(Collected data)
* * * * *

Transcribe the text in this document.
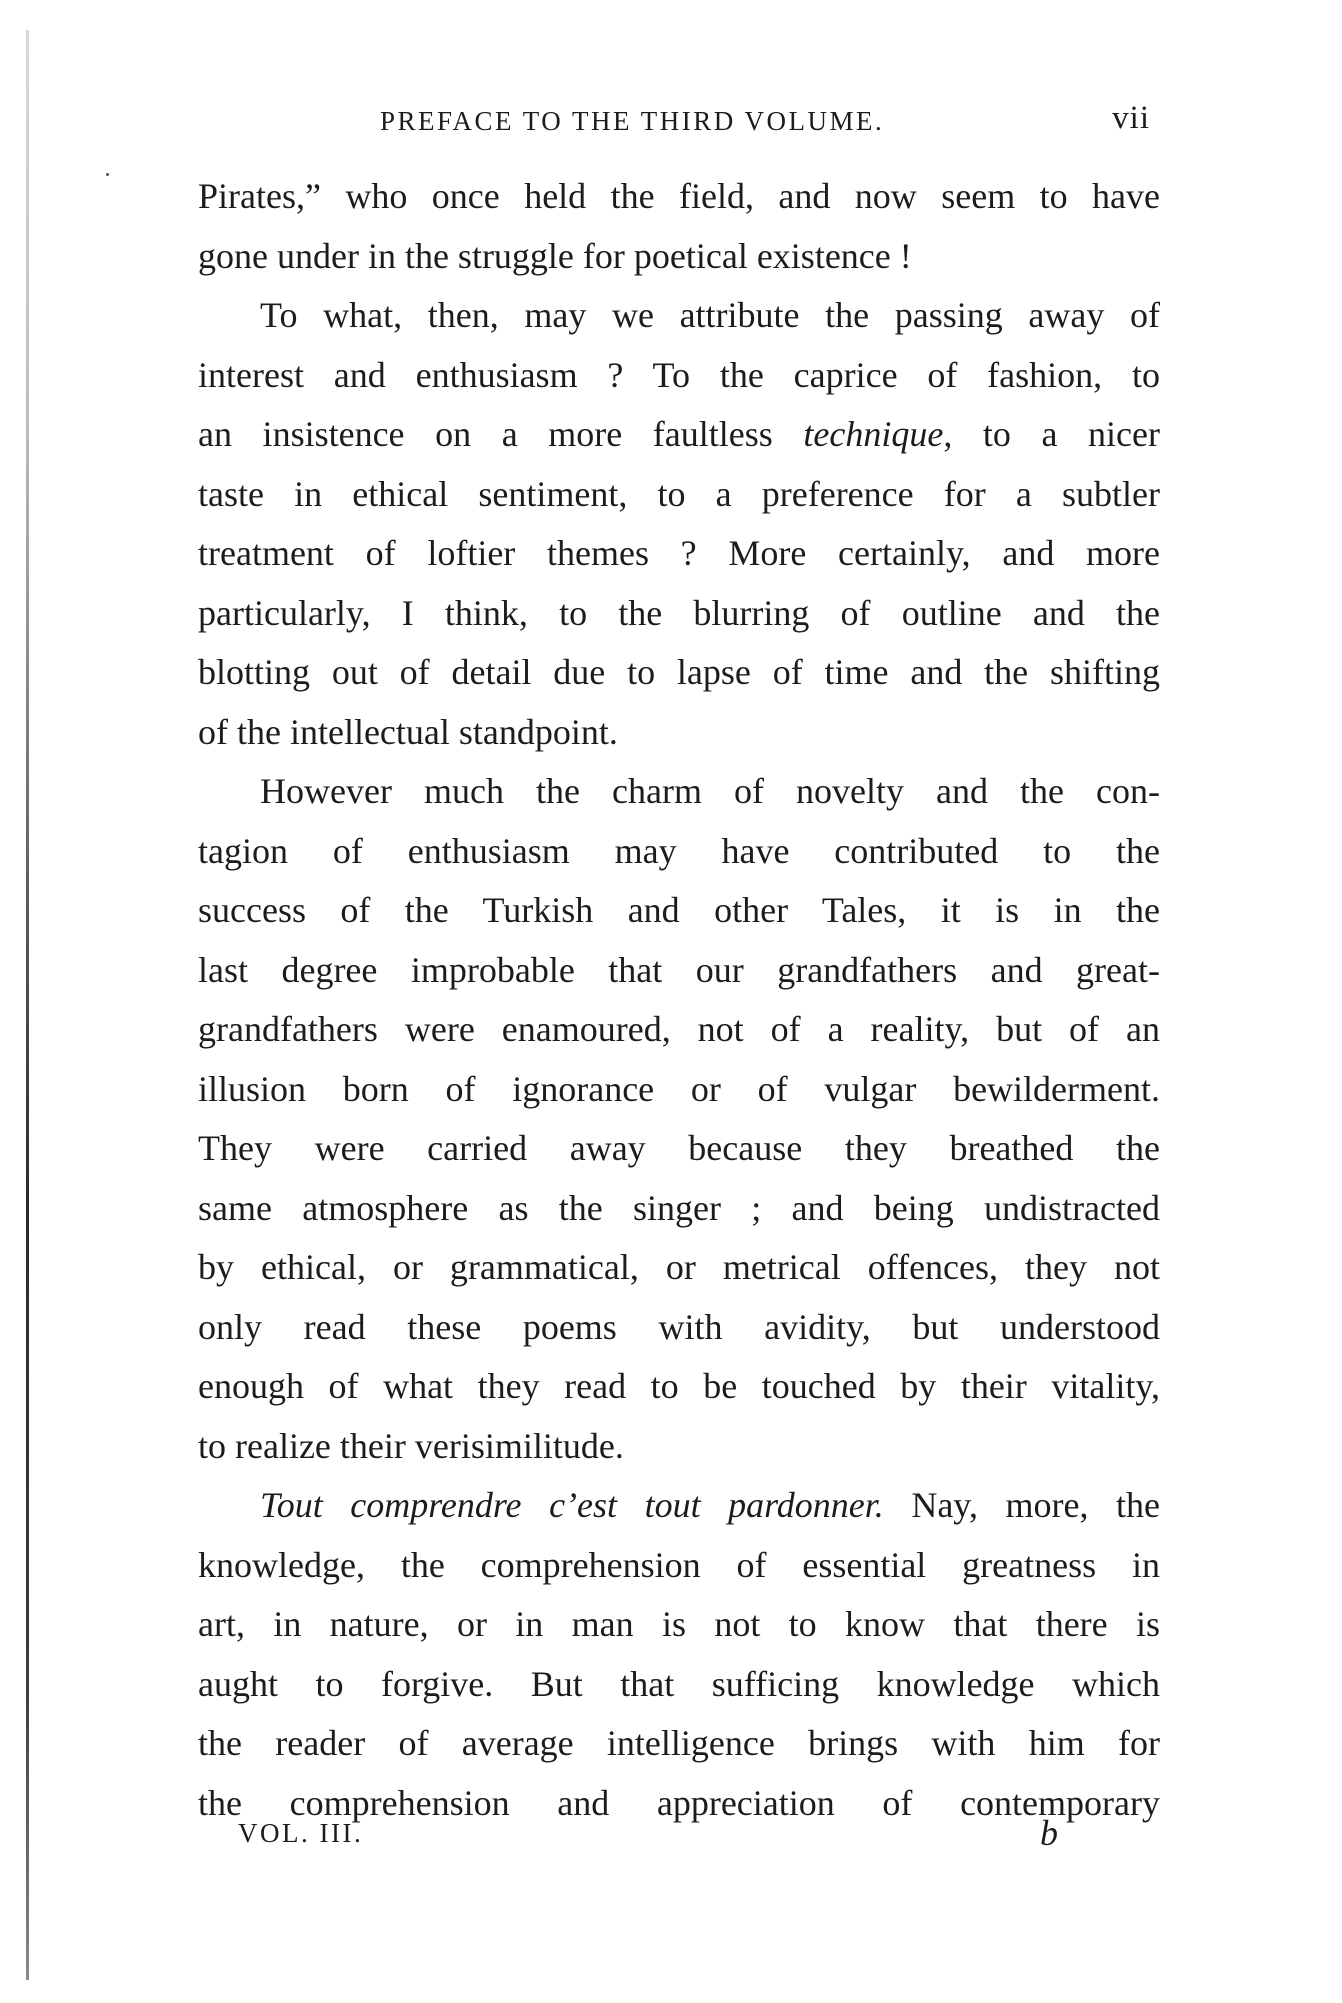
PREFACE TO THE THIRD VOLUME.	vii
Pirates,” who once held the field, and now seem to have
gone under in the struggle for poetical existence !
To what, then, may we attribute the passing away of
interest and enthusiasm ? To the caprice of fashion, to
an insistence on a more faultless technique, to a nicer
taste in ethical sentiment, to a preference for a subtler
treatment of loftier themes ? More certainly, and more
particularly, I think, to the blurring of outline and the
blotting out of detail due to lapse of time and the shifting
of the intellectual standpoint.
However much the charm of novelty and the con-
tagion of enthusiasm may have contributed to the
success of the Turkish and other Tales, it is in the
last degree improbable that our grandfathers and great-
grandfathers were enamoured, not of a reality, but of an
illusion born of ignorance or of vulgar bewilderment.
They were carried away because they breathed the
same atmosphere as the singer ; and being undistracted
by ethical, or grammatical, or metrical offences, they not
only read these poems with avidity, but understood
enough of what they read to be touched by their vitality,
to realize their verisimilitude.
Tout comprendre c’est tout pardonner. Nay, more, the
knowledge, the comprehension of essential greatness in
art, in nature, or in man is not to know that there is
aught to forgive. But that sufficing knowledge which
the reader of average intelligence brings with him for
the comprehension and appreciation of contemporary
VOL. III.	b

* * * * *

● **Exercise requirements**
How many lines in the listing contain "away"? Answer with the number alone.

● **Full answer**
2